Figure contents as structured data
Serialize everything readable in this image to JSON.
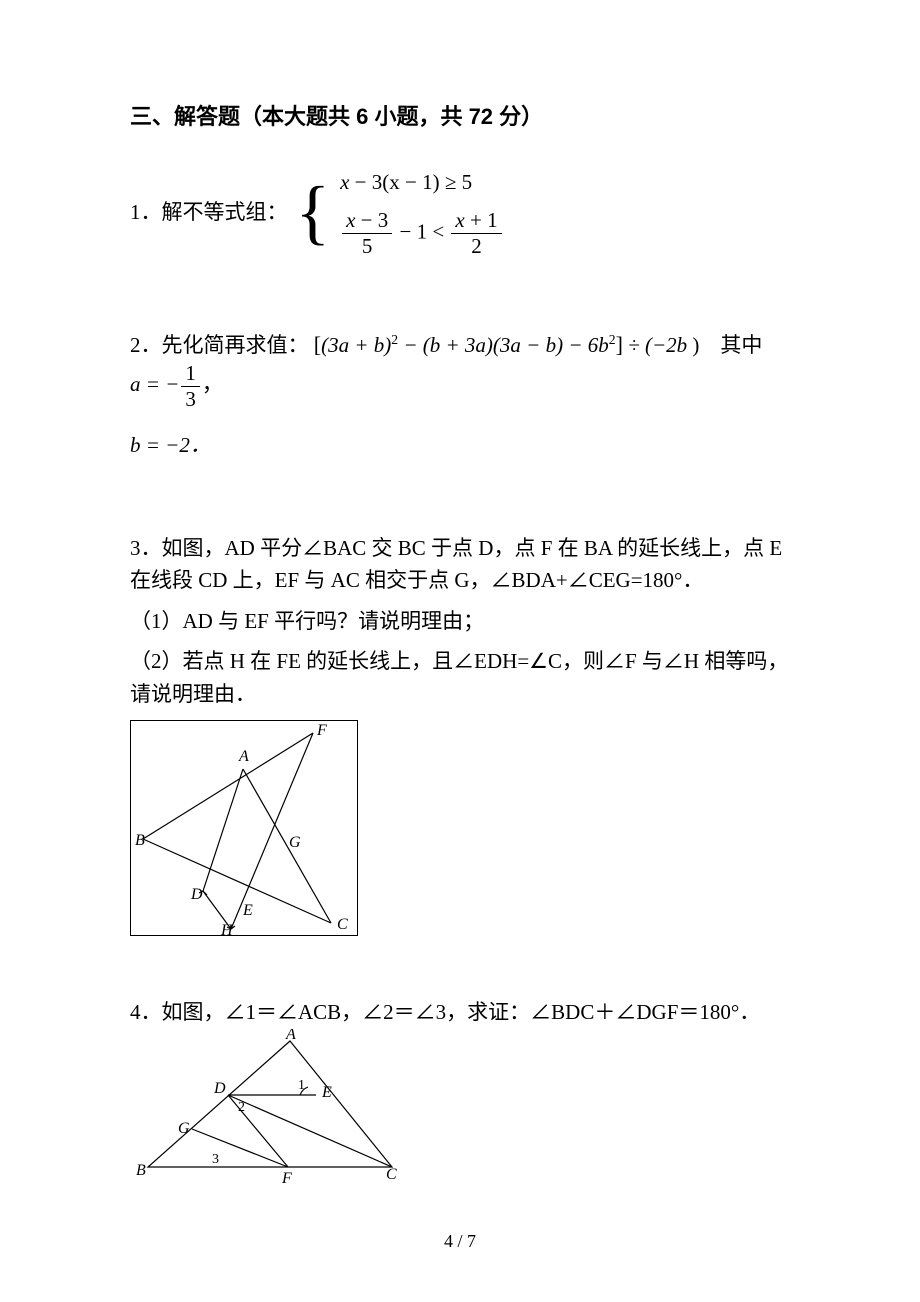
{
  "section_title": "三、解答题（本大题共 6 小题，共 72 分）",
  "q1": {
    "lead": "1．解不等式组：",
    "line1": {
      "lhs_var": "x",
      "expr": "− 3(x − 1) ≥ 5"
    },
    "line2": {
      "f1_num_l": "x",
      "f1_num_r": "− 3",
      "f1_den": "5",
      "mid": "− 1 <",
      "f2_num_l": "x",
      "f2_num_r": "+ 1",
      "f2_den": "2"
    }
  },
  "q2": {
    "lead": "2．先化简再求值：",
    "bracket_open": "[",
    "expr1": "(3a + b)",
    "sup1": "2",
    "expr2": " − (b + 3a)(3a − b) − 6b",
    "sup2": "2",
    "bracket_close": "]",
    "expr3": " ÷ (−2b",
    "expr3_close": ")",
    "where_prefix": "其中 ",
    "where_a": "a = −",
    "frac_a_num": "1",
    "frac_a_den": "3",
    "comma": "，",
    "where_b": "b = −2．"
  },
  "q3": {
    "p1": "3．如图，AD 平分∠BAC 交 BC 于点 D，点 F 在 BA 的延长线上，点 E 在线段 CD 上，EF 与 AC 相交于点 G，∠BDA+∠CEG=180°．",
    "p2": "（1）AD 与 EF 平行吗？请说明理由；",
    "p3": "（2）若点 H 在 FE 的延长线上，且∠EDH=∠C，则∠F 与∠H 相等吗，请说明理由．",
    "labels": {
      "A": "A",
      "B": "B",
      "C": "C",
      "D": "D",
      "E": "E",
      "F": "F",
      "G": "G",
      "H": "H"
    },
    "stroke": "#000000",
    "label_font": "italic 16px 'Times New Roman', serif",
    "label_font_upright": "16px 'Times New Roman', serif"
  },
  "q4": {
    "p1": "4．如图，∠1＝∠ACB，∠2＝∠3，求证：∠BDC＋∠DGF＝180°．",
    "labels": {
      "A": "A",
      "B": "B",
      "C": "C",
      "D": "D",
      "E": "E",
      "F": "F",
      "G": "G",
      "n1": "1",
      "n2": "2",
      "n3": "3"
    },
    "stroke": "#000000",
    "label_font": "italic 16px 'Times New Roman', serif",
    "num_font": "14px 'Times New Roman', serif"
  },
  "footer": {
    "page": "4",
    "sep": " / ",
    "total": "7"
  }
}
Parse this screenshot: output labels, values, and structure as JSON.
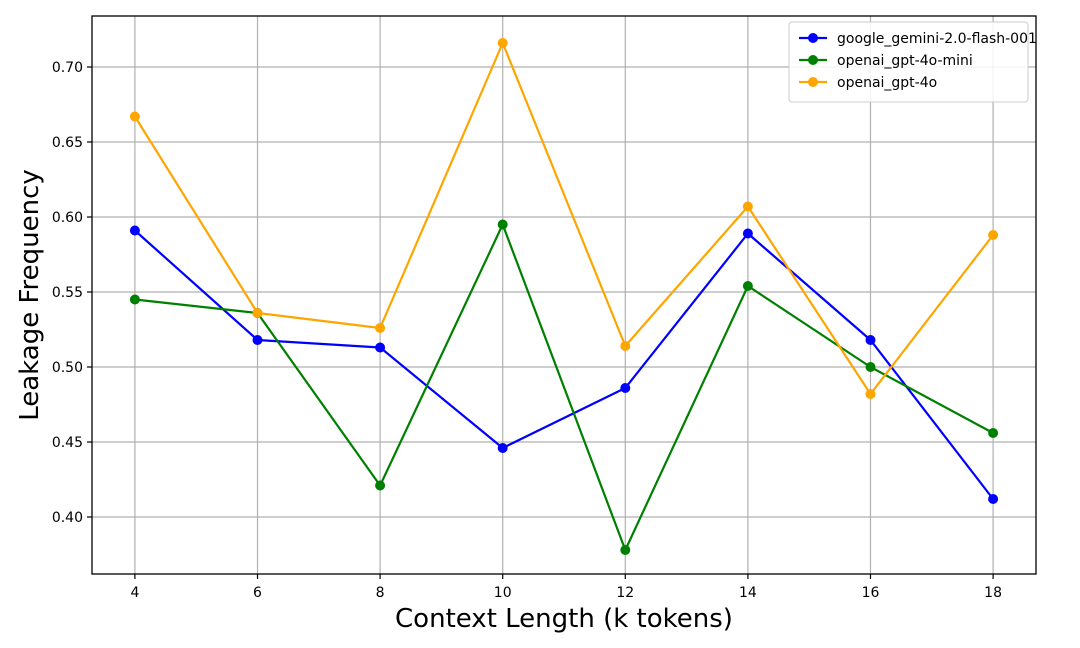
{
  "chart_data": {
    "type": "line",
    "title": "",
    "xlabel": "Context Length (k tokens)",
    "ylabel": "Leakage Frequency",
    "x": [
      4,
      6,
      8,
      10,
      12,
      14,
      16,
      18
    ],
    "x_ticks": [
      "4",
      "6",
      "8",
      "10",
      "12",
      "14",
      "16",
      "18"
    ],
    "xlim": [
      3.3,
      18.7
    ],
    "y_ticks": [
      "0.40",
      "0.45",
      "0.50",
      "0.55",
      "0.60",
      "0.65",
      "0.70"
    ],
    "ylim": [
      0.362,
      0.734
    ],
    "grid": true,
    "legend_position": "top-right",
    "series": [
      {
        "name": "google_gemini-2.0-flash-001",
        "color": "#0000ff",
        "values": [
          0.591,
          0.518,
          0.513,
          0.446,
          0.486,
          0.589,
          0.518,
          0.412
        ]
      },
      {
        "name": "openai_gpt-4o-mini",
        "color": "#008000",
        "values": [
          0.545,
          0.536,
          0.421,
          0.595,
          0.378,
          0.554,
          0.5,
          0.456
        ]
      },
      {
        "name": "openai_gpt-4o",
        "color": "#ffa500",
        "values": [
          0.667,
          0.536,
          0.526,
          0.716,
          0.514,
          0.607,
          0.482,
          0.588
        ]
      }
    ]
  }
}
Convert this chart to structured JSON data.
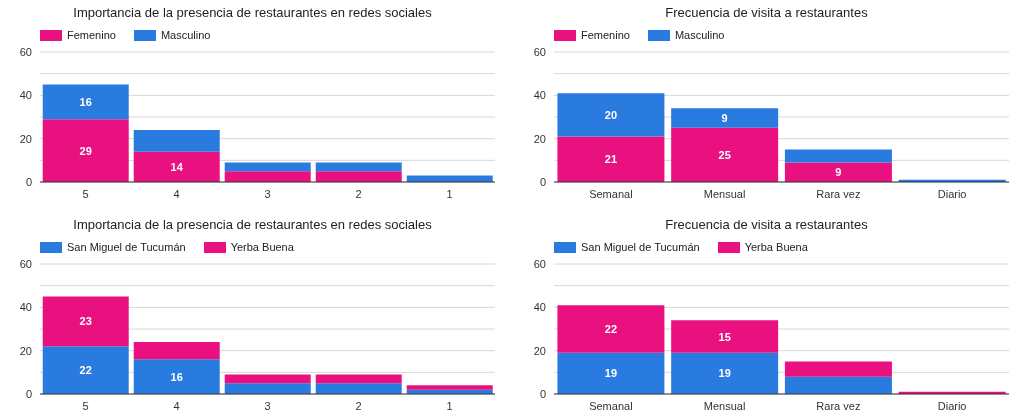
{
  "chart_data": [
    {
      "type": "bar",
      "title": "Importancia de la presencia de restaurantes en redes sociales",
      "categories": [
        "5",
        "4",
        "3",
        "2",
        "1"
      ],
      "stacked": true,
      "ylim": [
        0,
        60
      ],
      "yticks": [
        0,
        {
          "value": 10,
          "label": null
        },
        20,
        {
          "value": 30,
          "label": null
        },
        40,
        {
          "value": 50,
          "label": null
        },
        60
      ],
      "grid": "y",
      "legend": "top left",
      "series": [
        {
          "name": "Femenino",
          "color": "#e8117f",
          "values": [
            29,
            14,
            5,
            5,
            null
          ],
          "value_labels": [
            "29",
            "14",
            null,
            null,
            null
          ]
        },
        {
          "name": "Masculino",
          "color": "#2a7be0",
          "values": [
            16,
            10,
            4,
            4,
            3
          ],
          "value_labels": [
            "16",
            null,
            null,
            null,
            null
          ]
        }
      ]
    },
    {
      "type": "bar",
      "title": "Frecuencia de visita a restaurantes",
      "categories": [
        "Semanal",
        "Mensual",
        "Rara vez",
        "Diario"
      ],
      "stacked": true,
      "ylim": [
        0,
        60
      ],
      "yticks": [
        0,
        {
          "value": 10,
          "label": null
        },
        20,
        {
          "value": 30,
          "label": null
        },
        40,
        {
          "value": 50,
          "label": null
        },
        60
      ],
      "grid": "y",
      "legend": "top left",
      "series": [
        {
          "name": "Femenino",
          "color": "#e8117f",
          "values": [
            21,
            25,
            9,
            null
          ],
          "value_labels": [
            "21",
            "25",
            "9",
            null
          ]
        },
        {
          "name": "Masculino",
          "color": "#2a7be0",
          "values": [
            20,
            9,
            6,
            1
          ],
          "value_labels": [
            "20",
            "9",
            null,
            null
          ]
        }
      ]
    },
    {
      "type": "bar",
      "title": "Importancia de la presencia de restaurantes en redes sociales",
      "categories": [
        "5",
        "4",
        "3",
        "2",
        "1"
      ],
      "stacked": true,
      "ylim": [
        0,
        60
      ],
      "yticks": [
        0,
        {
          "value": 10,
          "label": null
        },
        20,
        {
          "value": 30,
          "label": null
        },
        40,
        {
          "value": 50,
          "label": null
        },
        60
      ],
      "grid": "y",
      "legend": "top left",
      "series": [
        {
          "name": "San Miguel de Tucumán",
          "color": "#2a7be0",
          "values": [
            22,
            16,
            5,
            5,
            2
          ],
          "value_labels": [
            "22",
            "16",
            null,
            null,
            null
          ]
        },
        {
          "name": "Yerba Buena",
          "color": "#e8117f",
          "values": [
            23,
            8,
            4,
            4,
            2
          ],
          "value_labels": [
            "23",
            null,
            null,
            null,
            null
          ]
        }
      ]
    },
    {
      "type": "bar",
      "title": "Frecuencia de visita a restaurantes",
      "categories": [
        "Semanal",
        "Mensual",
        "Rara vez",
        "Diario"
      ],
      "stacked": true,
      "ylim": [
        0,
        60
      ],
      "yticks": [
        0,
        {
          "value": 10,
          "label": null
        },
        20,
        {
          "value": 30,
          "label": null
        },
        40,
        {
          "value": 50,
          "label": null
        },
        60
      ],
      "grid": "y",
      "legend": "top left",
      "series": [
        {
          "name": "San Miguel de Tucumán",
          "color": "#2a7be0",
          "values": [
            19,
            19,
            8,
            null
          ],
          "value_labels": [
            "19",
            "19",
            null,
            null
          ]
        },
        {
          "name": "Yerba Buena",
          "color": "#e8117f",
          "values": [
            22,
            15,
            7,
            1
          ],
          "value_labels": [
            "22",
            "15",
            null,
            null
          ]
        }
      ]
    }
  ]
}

● **STATED PROBLEM**:
Produce an exact copy of each line of data, skipping embedded images.

● **FULL OUTPUT**:
Serialize everything readable in this image to JSON.
{
  "section_title": "三、解答题（本大题共 6 小题，共 72 分）",
  "q1": {
    "lead": "1．解不等式组：",
    "line1": {
      "lhs_var": "x",
      "expr": "− 3(x − 1) ≥ 5"
    },
    "line2": {
      "f1_num_l": "x",
      "f1_num_r": "− 3",
      "f1_den": "5",
      "mid": "− 1 <",
      "f2_num_l": "x",
      "f2_num_r": "+ 1",
      "f2_den": "2"
    }
  },
  "q2": {
    "lead": "2．先化简再求值：",
    "bracket_open": "[",
    "expr1": "(3a + b)",
    "sup1": "2",
    "expr2": " − (b + 3a)(3a − b) − 6b",
    "sup2": "2",
    "bracket_close": "]",
    "expr3": " ÷ (−2b",
    "expr3_close": ")",
    "where_prefix": "其中 ",
    "where_a": "a = −",
    "frac_a_num": "1",
    "frac_a_den": "3",
    "comma": "，",
    "where_b": "b = −2．"
  },
  "q3": {
    "p1": "3．如图，AD 平分∠BAC 交 BC 于点 D，点 F 在 BA 的延长线上，点 E 在线段 CD 上，EF 与 AC 相交于点 G，∠BDA+∠CEG=180°．",
    "p2": "（1）AD 与 EF 平行吗？请说明理由；",
    "p3": "（2）若点 H 在 FE 的延长线上，且∠EDH=∠C，则∠F 与∠H 相等吗，请说明理由．",
    "labels": {
      "A": "A",
      "B": "B",
      "C": "C",
      "D": "D",
      "E": "E",
      "F": "F",
      "G": "G",
      "H": "H"
    },
    "stroke": "#000000",
    "label_font": "italic 16px 'Times New Roman', serif",
    "label_font_upright": "16px 'Times New Roman', serif"
  },
  "q4": {
    "p1": "4．如图，∠1＝∠ACB，∠2＝∠3，求证：∠BDC＋∠DGF＝180°．",
    "labels": {
      "A": "A",
      "B": "B",
      "C": "C",
      "D": "D",
      "E": "E",
      "F": "F",
      "G": "G",
      "n1": "1",
      "n2": "2",
      "n3": "3"
    },
    "stroke": "#000000",
    "label_font": "italic 16px 'Times New Roman', serif",
    "num_font": "14px 'Times New Roman', serif"
  },
  "footer": {
    "page": "4",
    "sep": " / ",
    "total": "7"
  }
}
Parse this screenshot: output labels, values, and structure as JSON.
{
  "chart_data": {
    "type": "line",
    "title": "",
    "xlabel": "Context Length (k tokens)",
    "ylabel": "Leakage Frequency",
    "x": [
      4,
      6,
      8,
      10,
      12,
      14,
      16,
      18
    ],
    "x_ticks": [
      "4",
      "6",
      "8",
      "10",
      "12",
      "14",
      "16",
      "18"
    ],
    "xlim": [
      3.3,
      18.7
    ],
    "y_ticks": [
      "0.40",
      "0.45",
      "0.50",
      "0.55",
      "0.60",
      "0.65",
      "0.70"
    ],
    "ylim": [
      0.362,
      0.734
    ],
    "grid": true,
    "legend_position": "top-right",
    "series": [
      {
        "name": "google_gemini-2.0-flash-001",
        "color": "#0000ff",
        "values": [
          0.591,
          0.518,
          0.513,
          0.446,
          0.486,
          0.589,
          0.518,
          0.412
        ]
      },
      {
        "name": "openai_gpt-4o-mini",
        "color": "#008000",
        "values": [
          0.545,
          0.536,
          0.421,
          0.595,
          0.378,
          0.554,
          0.5,
          0.456
        ]
      },
      {
        "name": "openai_gpt-4o",
        "color": "#ffa500",
        "values": [
          0.667,
          0.536,
          0.526,
          0.716,
          0.514,
          0.607,
          0.482,
          0.588
        ]
      }
    ]
  }
}
Convert this chart to structured JSON data.
{
  "chart_data": [
    {
      "type": "bar",
      "title": "Importancia de la presencia de restaurantes en redes sociales",
      "categories": [
        "5",
        "4",
        "3",
        "2",
        "1"
      ],
      "stacked": true,
      "ylim": [
        0,
        60
      ],
      "yticks": [
        0,
        {
          "value": 10,
          "label": null
        },
        20,
        {
          "value": 30,
          "label": null
        },
        40,
        {
          "value": 50,
          "label": null
        },
        60
      ],
      "grid": "y",
      "legend": "top left",
      "series": [
        {
          "name": "Femenino",
          "color": "#e8117f",
          "values": [
            29,
            14,
            5,
            5,
            null
          ],
          "value_labels": [
            "29",
            "14",
            null,
            null,
            null
          ]
        },
        {
          "name": "Masculino",
          "color": "#2a7be0",
          "values": [
            16,
            10,
            4,
            4,
            3
          ],
          "value_labels": [
            "16",
            null,
            null,
            null,
            null
          ]
        }
      ]
    },
    {
      "type": "bar",
      "title": "Frecuencia de visita a restaurantes",
      "categories": [
        "Semanal",
        "Mensual",
        "Rara vez",
        "Diario"
      ],
      "stacked": true,
      "ylim": [
        0,
        60
      ],
      "yticks": [
        0,
        {
          "value": 10,
          "label": null
        },
        20,
        {
          "value": 30,
          "label": null
        },
        40,
        {
          "value": 50,
          "label": null
        },
        60
      ],
      "grid": "y",
      "legend": "top left",
      "series": [
        {
          "name": "Femenino",
          "color": "#e8117f",
          "values": [
            21,
            25,
            9,
            null
          ],
          "value_labels": [
            "21",
            "25",
            "9",
            null
          ]
        },
        {
          "name": "Masculino",
          "color": "#2a7be0",
          "values": [
            20,
            9,
            6,
            1
          ],
          "value_labels": [
            "20",
            "9",
            null,
            null
          ]
        }
      ]
    },
    {
      "type": "bar",
      "title": "Importancia de la presencia de restaurantes en redes sociales",
      "categories": [
        "5",
        "4",
        "3",
        "2",
        "1"
      ],
      "stacked": true,
      "ylim": [
        0,
        60
      ],
      "yticks": [
        0,
        {
          "value": 10,
          "label": null
        },
        20,
        {
          "value": 30,
          "label": null
        },
        40,
        {
          "value": 50,
          "label": null
        },
        60
      ],
      "grid": "y",
      "legend": "top left",
      "series": [
        {
          "name": "San Miguel de Tucumán",
          "color": "#2a7be0",
          "values": [
            22,
            16,
            5,
            5,
            2
          ],
          "value_labels": [
            "22",
            "16",
            null,
            null,
            null
          ]
        },
        {
          "name": "Yerba Buena",
          "color": "#e8117f",
          "values": [
            23,
            8,
            4,
            4,
            2
          ],
          "value_labels": [
            "23",
            null,
            null,
            null,
            null
          ]
        }
      ]
    },
    {
      "type": "bar",
      "title": "Frecuencia de visita a restaurantes",
      "categories": [
        "Semanal",
        "Mensual",
        "Rara vez",
        "Diario"
      ],
      "stacked": true,
      "ylim": [
        0,
        60
      ],
      "yticks": [
        0,
        {
          "value": 10,
          "label": null
        },
        20,
        {
          "value": 30,
          "label": null
        },
        40,
        {
          "value": 50,
          "label": null
        },
        60
      ],
      "grid": "y",
      "legend": "top left",
      "series": [
        {
          "name": "San Miguel de Tucumán",
          "color": "#2a7be0",
          "values": [
            19,
            19,
            8,
            null
          ],
          "value_labels": [
            "19",
            "19",
            null,
            null
          ]
        },
        {
          "name": "Yerba Buena",
          "color": "#e8117f",
          "values": [
            22,
            15,
            7,
            1
          ],
          "value_labels": [
            "22",
            "15",
            null,
            null
          ]
        }
      ]
    }
  ]
}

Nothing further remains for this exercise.